**Records shown:**
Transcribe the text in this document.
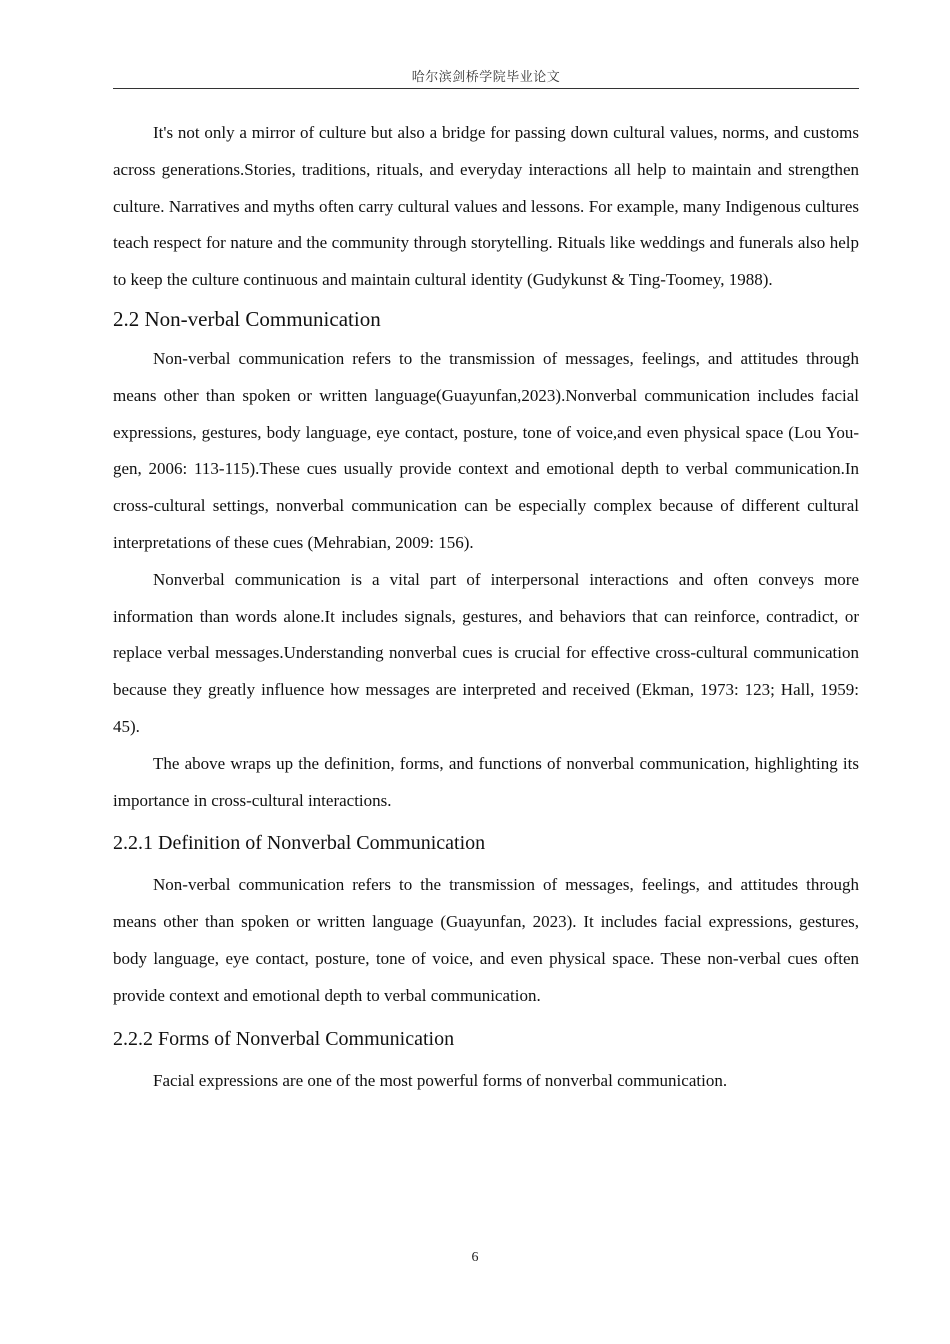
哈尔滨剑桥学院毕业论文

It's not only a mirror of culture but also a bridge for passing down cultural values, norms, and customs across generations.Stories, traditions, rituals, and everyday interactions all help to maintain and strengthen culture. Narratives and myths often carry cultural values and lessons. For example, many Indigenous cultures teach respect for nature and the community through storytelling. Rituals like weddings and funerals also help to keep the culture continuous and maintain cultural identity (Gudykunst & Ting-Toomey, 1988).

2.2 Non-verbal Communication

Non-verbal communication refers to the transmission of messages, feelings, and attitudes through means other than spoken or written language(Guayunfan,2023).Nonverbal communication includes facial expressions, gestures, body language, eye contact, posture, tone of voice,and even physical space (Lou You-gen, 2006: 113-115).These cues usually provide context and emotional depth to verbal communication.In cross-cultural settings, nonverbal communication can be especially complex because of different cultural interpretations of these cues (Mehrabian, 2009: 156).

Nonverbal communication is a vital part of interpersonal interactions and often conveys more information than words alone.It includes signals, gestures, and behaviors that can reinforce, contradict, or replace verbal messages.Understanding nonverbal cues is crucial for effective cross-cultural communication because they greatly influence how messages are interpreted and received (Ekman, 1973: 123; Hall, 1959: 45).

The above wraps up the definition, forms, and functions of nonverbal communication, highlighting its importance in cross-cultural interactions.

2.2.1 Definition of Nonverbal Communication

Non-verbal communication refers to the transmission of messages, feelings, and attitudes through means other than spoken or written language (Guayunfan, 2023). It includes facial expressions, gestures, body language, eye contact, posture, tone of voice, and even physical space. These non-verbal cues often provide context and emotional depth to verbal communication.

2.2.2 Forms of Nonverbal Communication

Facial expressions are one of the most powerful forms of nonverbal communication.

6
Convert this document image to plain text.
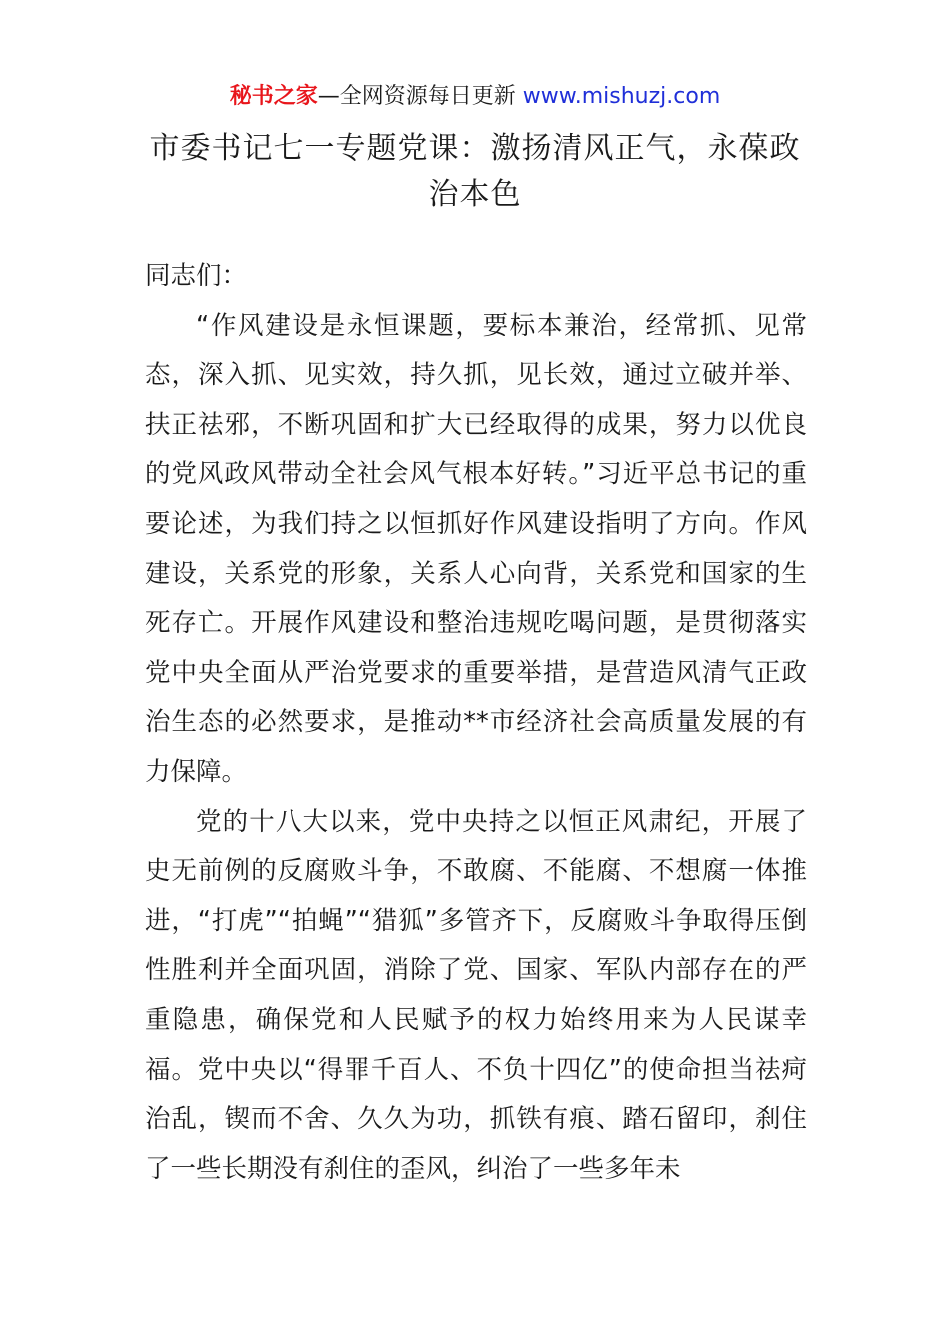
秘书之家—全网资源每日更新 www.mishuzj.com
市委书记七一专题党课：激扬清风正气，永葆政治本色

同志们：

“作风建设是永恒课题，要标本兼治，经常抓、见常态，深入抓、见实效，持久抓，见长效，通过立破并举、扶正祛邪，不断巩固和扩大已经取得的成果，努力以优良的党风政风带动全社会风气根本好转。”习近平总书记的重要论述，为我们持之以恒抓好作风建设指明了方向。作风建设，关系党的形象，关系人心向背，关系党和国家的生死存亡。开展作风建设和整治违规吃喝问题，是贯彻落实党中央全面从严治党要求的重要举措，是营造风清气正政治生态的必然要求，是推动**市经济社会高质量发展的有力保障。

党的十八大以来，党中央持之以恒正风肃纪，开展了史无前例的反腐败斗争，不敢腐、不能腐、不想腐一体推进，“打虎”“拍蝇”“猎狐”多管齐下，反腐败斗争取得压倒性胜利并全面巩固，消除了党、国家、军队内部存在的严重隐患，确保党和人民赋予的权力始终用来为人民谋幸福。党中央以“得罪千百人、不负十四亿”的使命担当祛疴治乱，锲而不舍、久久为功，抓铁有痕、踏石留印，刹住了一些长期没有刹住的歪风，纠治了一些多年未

**Your goal:** Go back to the records above and write them out exactly, without the pictures.

**Correct response:**
Transcribe the text in this document.
哈尔滨剑桥学院毕业论文

It's not only a mirror of culture but also a bridge for passing down cultural values, norms, and customs across generations.Stories, traditions, rituals, and everyday interactions all help to maintain and strengthen culture. Narratives and myths often carry cultural values and lessons. For example, many Indigenous cultures teach respect for nature and the community through storytelling. Rituals like weddings and funerals also help to keep the culture continuous and maintain cultural identity (Gudykunst & Ting-Toomey, 1988).

2.2 Non-verbal Communication

Non-verbal communication refers to the transmission of messages, feelings, and attitudes through means other than spoken or written language(Guayunfan,2023).Nonverbal communication includes facial expressions, gestures, body language, eye contact, posture, tone of voice,and even physical space (Lou You-gen, 2006: 113-115).These cues usually provide context and emotional depth to verbal communication.In cross-cultural settings, nonverbal communication can be especially complex because of different cultural interpretations of these cues (Mehrabian, 2009: 156).

Nonverbal communication is a vital part of interpersonal interactions and often conveys more information than words alone.It includes signals, gestures, and behaviors that can reinforce, contradict, or replace verbal messages.Understanding nonverbal cues is crucial for effective cross-cultural communication because they greatly influence how messages are interpreted and received (Ekman, 1973: 123; Hall, 1959: 45).

The above wraps up the definition, forms, and functions of nonverbal communication, highlighting its importance in cross-cultural interactions.

2.2.1 Definition of Nonverbal Communication

Non-verbal communication refers to the transmission of messages, feelings, and attitudes through means other than spoken or written language (Guayunfan, 2023). It includes facial expressions, gestures, body language, eye contact, posture, tone of voice, and even physical space. These non-verbal cues often provide context and emotional depth to verbal communication.

2.2.2 Forms of Nonverbal Communication

Facial expressions are one of the most powerful forms of nonverbal communication.

6
Convert this document image to plain text.
秘书之家—全网资源每日更新 www.mishuzj.com
市委书记七一专题党课：激扬清风正气，永葆政治本色

同志们：

“作风建设是永恒课题，要标本兼治，经常抓、见常态，深入抓、见实效，持久抓，见长效，通过立破并举、扶正祛邪，不断巩固和扩大已经取得的成果，努力以优良的党风政风带动全社会风气根本好转。”习近平总书记的重要论述，为我们持之以恒抓好作风建设指明了方向。作风建设，关系党的形象，关系人心向背，关系党和国家的生死存亡。开展作风建设和整治违规吃喝问题，是贯彻落实党中央全面从严治党要求的重要举措，是营造风清气正政治生态的必然要求，是推动**市经济社会高质量发展的有力保障。

党的十八大以来，党中央持之以恒正风肃纪，开展了史无前例的反腐败斗争，不敢腐、不能腐、不想腐一体推进，“打虎”“拍蝇”“猎狐”多管齐下，反腐败斗争取得压倒性胜利并全面巩固，消除了党、国家、军队内部存在的严重隐患，确保党和人民赋予的权力始终用来为人民谋幸福。党中央以“得罪千百人、不负十四亿”的使命担当祛疴治乱，锲而不舍、久久为功，抓铁有痕、踏石留印，刹住了一些长期没有刹住的歪风，纠治了一些多年未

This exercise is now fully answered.